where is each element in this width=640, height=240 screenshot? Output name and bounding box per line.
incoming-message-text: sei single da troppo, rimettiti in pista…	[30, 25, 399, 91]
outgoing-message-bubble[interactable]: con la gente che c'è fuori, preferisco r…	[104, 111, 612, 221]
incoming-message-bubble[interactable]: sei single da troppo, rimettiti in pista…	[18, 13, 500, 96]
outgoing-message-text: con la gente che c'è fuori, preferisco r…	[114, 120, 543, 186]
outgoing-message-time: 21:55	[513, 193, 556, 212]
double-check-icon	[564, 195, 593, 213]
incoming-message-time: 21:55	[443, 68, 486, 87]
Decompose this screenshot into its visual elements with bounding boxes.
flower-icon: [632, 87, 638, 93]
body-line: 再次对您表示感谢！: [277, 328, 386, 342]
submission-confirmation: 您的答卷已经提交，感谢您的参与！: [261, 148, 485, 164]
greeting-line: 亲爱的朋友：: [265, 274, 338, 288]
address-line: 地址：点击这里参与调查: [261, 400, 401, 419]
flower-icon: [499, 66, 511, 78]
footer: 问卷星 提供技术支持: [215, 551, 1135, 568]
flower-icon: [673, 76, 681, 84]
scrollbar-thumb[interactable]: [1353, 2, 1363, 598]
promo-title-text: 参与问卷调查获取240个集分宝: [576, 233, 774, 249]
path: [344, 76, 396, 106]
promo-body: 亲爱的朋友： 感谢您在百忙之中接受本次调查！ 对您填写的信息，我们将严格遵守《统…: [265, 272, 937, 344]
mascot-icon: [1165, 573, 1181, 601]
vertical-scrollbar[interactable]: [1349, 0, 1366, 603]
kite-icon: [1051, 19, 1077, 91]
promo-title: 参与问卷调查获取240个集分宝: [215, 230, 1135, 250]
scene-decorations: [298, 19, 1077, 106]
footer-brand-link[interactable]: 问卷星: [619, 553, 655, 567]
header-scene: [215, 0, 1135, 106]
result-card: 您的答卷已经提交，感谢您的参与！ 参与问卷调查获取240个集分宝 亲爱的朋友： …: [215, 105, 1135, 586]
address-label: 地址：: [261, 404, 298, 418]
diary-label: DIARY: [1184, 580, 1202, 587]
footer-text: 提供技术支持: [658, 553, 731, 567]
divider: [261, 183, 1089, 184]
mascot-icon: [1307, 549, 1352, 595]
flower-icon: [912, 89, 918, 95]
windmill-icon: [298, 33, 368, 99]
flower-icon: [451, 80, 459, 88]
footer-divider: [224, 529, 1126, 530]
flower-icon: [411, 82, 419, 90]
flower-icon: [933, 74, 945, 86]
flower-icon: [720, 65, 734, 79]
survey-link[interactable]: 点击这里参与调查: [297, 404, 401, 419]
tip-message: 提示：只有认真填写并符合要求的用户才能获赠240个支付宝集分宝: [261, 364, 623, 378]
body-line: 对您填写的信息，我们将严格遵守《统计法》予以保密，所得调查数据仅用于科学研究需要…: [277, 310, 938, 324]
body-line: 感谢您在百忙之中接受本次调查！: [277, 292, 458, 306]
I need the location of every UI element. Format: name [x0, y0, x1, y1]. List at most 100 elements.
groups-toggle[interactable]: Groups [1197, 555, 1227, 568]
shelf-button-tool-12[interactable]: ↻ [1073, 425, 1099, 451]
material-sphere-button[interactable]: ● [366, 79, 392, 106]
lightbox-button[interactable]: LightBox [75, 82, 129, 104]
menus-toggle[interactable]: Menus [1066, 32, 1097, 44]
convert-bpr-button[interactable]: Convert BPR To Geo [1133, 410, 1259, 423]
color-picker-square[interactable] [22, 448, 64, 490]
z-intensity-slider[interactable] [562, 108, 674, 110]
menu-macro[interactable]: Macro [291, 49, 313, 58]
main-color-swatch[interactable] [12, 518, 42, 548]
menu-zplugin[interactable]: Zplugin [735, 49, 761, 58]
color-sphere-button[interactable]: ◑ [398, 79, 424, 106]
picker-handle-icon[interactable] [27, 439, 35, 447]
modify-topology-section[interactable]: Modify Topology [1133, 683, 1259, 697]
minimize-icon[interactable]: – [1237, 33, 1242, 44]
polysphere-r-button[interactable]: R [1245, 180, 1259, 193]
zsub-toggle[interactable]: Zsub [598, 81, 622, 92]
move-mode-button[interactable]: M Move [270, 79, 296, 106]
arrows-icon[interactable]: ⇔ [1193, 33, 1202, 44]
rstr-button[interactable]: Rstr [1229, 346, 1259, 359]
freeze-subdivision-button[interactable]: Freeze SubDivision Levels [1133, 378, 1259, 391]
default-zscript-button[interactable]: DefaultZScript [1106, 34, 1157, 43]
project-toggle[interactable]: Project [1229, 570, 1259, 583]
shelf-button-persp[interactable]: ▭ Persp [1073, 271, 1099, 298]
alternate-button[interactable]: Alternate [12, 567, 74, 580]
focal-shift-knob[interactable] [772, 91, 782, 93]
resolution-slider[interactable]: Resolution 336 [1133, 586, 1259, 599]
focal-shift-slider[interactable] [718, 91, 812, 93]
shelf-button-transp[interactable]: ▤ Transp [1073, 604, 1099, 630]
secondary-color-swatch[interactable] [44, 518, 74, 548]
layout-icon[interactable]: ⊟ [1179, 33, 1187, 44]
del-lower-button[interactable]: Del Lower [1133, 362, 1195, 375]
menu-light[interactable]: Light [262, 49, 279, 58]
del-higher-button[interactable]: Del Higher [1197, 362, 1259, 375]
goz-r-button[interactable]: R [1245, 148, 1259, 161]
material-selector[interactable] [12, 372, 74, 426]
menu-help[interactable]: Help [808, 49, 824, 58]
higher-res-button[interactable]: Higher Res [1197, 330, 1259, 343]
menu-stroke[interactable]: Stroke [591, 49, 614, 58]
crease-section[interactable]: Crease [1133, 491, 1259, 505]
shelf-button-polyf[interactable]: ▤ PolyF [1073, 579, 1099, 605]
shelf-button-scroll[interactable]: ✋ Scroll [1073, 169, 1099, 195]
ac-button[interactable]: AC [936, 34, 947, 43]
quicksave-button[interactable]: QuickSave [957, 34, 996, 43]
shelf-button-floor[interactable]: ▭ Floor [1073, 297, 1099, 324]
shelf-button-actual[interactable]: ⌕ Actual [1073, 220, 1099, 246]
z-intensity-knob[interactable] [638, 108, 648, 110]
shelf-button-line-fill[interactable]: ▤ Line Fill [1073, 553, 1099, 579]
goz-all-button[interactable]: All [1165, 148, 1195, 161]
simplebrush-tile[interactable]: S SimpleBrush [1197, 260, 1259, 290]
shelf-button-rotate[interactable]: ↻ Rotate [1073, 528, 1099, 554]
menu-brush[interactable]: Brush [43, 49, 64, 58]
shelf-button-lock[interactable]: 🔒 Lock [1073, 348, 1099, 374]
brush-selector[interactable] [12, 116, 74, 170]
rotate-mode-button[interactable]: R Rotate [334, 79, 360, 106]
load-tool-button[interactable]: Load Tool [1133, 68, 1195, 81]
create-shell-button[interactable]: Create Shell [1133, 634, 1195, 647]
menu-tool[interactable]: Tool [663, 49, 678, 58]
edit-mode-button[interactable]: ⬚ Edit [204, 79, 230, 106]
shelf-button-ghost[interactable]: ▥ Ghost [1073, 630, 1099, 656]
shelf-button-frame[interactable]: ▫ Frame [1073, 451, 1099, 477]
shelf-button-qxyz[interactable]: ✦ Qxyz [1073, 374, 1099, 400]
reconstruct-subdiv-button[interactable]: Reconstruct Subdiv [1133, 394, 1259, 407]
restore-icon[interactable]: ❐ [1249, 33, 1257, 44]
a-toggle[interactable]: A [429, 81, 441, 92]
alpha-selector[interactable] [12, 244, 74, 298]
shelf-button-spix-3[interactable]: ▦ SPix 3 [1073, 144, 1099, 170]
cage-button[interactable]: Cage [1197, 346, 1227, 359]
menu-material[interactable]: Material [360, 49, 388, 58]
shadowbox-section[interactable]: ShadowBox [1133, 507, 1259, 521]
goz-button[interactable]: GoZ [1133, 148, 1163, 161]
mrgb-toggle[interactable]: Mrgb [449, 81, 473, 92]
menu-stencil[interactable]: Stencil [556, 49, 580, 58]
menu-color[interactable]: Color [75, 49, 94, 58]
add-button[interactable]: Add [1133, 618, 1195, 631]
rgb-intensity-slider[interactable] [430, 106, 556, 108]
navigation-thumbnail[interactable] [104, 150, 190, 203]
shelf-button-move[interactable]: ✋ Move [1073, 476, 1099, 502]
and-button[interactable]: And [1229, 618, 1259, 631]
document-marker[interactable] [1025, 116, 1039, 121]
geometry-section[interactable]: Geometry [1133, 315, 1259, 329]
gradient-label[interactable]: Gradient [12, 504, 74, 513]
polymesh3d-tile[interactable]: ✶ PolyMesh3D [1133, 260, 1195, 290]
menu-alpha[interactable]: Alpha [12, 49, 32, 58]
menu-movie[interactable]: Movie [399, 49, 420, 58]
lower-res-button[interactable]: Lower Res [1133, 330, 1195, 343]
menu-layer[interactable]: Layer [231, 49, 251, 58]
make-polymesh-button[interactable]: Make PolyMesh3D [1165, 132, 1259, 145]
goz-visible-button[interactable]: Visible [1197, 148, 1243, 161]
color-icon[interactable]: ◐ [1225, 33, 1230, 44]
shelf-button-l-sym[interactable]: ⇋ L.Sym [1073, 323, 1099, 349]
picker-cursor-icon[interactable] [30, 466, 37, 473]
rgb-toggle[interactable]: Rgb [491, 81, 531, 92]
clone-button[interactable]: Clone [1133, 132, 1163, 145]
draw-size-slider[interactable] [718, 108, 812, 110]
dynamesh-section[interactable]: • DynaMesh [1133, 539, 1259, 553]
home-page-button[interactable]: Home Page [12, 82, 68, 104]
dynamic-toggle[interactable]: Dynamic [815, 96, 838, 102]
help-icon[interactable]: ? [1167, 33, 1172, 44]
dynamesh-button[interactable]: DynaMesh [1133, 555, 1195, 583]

OBJECTIVE. From the first line of the records through the line holding "path: [344, 76, 396, 106]", inclusive, rename every "flower-icon" to "blossom-icon" and give those lines again with nothing else altered.

EXPECTED ANSWER.
where is each element in this width=640, height=240 screenshot? Output name and bounding box per line.
incoming-message-text: sei single da troppo, rimettiti in pista…	[30, 25, 399, 91]
outgoing-message-bubble[interactable]: con la gente che c'è fuori, preferisco r…	[104, 111, 612, 221]
incoming-message-bubble[interactable]: sei single da troppo, rimettiti in pista…	[18, 13, 500, 96]
outgoing-message-text: con la gente che c'è fuori, preferisco r…	[114, 120, 543, 186]
outgoing-message-time: 21:55	[513, 193, 556, 212]
double-check-icon	[564, 195, 593, 213]
incoming-message-time: 21:55	[443, 68, 486, 87]
Decompose this screenshot into its visual elements with bounding boxes.
blossom-icon: [632, 87, 638, 93]
body-line: 再次对您表示感谢！: [277, 328, 386, 342]
submission-confirmation: 您的答卷已经提交，感谢您的参与！: [261, 148, 485, 164]
greeting-line: 亲爱的朋友：: [265, 274, 338, 288]
address-line: 地址：点击这里参与调查: [261, 400, 401, 419]
blossom-icon: [499, 66, 511, 78]
footer: 问卷星 提供技术支持: [215, 551, 1135, 568]
blossom-icon: [673, 76, 681, 84]
scrollbar-thumb[interactable]: [1353, 2, 1363, 598]
promo-title-text: 参与问卷调查获取240个集分宝: [576, 233, 774, 249]
path: [344, 76, 396, 106]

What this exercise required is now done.